> _Task requirements_
Output the material beneath exactly, leaving nothing out.
[begin Stored data]
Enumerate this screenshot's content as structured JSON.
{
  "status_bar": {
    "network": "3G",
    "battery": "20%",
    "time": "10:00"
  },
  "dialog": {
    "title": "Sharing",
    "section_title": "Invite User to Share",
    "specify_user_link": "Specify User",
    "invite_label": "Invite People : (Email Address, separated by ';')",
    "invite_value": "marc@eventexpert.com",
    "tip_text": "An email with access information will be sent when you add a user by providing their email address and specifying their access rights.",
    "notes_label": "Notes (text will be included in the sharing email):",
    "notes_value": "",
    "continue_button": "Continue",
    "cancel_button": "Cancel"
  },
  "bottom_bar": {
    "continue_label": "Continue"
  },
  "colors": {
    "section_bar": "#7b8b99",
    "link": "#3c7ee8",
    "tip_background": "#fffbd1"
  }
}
[end Stored data]
> _Solution to the problem_
Enumerate this screenshot's content as structured JSON.
{
  "status_bar": {
    "network": "3G",
    "battery": "20%",
    "time": "10:00"
  },
  "dialog": {
    "title": "Sharing",
    "section_title": "Invite User to Share",
    "specify_user_link": "Specify User",
    "invite_label": "Invite People : (Email Address, separated by ';')",
    "invite_value": "marc@eventexpert.com",
    "tip_text": "An email with access information will be sent when you add a user by providing their email address and specifying their access rights.",
    "notes_label": "Notes (text will be included in the sharing email):",
    "notes_value": "",
    "continue_button": "Continue",
    "cancel_button": "Cancel"
  },
  "bottom_bar": {
    "continue_label": "Continue"
  },
  "colors": {
    "section_bar": "#7b8b99",
    "link": "#3c7ee8",
    "tip_background": "#fffbd1"
  }
}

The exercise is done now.